* **Raw records**:
>> BEGIN
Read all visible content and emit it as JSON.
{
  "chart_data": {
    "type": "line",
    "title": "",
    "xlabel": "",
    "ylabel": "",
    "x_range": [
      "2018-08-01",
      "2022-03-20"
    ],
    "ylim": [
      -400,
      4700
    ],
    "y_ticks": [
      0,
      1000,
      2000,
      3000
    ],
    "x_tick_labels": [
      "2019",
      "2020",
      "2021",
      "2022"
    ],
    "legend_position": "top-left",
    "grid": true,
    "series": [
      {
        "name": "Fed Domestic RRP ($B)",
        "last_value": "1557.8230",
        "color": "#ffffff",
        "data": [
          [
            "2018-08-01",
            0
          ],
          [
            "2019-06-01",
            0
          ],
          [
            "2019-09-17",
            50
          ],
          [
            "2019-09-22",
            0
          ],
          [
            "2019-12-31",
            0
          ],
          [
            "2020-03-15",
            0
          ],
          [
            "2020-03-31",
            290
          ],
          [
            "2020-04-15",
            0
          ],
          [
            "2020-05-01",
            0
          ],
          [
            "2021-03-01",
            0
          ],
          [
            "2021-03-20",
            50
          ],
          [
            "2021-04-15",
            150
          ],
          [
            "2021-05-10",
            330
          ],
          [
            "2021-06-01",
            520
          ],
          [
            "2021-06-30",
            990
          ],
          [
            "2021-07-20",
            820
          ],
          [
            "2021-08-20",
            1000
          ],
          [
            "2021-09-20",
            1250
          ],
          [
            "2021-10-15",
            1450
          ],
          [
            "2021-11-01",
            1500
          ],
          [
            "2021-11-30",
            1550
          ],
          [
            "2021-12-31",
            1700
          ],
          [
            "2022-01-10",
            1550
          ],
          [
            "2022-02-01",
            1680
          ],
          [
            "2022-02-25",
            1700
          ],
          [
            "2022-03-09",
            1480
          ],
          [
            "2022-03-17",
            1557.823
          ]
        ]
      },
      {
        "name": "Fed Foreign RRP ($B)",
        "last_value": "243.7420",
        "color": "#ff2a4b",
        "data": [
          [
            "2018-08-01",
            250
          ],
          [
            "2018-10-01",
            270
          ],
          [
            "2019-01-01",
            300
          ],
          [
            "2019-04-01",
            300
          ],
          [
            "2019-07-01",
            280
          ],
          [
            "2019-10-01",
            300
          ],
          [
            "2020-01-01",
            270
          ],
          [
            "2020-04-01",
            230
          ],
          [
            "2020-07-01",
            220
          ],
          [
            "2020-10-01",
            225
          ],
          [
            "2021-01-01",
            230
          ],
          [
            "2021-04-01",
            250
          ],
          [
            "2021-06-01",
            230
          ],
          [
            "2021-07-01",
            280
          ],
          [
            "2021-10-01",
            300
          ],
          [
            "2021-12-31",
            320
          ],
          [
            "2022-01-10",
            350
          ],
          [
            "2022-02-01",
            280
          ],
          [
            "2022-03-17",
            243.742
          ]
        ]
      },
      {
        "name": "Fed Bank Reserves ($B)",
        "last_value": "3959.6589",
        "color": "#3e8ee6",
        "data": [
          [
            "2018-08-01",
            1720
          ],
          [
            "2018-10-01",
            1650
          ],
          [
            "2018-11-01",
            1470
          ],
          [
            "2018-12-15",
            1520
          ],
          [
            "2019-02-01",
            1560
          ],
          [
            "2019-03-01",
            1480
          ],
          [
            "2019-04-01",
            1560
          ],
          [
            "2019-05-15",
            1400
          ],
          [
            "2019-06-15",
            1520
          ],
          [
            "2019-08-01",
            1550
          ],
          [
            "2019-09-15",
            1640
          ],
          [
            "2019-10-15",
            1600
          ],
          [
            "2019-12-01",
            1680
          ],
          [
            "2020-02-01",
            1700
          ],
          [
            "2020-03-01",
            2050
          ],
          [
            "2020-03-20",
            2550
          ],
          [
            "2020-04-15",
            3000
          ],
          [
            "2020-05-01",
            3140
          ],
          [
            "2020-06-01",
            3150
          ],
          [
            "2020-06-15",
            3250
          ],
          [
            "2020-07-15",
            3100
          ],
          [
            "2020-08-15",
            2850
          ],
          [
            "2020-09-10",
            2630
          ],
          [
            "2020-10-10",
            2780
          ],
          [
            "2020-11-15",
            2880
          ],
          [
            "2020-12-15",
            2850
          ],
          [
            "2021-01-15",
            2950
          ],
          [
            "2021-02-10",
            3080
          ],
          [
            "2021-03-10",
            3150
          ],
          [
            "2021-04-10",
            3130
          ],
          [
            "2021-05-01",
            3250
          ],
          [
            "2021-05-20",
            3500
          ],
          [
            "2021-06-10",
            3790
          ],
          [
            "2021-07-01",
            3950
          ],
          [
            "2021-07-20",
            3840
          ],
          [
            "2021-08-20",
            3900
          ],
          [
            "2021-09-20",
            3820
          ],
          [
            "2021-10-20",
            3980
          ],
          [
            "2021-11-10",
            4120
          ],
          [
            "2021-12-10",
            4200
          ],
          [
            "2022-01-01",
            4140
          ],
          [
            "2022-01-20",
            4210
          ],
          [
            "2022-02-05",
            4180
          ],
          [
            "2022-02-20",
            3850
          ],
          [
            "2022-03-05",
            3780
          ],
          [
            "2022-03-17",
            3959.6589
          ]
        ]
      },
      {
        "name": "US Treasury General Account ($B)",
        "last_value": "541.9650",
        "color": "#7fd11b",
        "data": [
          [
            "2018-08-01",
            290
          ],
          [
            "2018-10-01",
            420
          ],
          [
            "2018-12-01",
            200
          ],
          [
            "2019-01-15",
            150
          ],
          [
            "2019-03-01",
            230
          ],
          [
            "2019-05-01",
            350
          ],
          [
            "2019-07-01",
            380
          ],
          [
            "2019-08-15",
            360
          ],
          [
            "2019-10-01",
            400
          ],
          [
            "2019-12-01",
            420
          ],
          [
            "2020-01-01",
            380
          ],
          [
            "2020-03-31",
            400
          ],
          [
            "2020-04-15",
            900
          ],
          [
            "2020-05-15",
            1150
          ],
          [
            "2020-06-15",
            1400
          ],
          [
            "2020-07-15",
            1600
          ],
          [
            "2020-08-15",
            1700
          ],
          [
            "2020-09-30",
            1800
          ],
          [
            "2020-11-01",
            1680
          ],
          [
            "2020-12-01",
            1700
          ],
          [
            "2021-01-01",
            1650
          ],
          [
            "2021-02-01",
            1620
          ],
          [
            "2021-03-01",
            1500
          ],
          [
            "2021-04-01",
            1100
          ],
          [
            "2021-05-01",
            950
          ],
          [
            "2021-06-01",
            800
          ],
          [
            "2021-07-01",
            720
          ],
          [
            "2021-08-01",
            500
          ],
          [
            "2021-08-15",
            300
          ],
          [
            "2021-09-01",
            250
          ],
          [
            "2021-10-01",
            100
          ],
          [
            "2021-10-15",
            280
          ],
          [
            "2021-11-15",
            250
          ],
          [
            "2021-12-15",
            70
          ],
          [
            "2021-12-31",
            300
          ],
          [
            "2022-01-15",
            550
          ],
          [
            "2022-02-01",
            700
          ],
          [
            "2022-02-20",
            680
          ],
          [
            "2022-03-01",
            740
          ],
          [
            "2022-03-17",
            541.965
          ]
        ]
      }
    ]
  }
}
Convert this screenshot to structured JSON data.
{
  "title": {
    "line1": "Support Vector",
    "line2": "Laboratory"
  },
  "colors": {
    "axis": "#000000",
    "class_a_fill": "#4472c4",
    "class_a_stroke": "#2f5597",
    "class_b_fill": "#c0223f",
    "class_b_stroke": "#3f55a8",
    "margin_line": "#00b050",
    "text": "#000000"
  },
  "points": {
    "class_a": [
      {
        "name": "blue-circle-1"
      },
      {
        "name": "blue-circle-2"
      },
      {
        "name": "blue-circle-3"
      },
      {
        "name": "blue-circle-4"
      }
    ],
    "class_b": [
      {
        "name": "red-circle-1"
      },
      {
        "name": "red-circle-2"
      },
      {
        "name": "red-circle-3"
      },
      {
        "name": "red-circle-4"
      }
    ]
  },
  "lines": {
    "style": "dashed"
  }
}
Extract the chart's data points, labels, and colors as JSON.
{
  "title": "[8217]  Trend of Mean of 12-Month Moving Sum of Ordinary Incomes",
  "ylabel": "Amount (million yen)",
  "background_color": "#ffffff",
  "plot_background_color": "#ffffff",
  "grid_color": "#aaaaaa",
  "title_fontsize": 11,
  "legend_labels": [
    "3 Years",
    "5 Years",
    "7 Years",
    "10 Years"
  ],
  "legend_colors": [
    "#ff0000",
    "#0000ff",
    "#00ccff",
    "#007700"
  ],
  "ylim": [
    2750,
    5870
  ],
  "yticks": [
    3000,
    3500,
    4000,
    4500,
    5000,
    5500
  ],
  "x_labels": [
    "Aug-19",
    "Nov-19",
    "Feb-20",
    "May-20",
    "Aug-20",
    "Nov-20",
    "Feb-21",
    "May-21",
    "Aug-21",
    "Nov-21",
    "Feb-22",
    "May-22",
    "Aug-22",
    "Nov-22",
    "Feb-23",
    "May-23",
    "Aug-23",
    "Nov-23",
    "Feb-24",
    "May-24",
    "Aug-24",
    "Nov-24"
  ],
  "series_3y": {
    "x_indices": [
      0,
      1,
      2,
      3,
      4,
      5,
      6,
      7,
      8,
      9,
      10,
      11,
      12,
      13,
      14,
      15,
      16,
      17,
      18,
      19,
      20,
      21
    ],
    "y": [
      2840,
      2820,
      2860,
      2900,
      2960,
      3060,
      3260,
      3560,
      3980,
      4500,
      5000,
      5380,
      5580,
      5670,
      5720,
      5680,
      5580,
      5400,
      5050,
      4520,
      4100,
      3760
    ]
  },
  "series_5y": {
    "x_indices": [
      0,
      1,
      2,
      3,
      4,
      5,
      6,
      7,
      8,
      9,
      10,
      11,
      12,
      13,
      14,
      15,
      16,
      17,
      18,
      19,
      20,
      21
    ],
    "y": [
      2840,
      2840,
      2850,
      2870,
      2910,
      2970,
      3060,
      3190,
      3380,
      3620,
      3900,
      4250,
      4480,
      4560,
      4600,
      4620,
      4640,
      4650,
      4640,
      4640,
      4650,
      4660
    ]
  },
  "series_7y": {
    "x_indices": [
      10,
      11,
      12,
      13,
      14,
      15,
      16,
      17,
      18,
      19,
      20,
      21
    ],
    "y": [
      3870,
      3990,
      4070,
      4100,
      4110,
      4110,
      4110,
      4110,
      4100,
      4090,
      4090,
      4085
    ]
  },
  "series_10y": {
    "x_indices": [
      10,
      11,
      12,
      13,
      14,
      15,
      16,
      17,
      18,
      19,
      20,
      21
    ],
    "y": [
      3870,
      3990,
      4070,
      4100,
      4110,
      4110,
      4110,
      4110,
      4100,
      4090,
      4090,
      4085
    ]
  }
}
>> END
* **Requirements**: Using the listing above, show each line holding the string "ffffff".

* **Response to this task**:
        "color": "#ffffff",
  "background_color": "#ffffff",
  "plot_background_color": "#ffffff",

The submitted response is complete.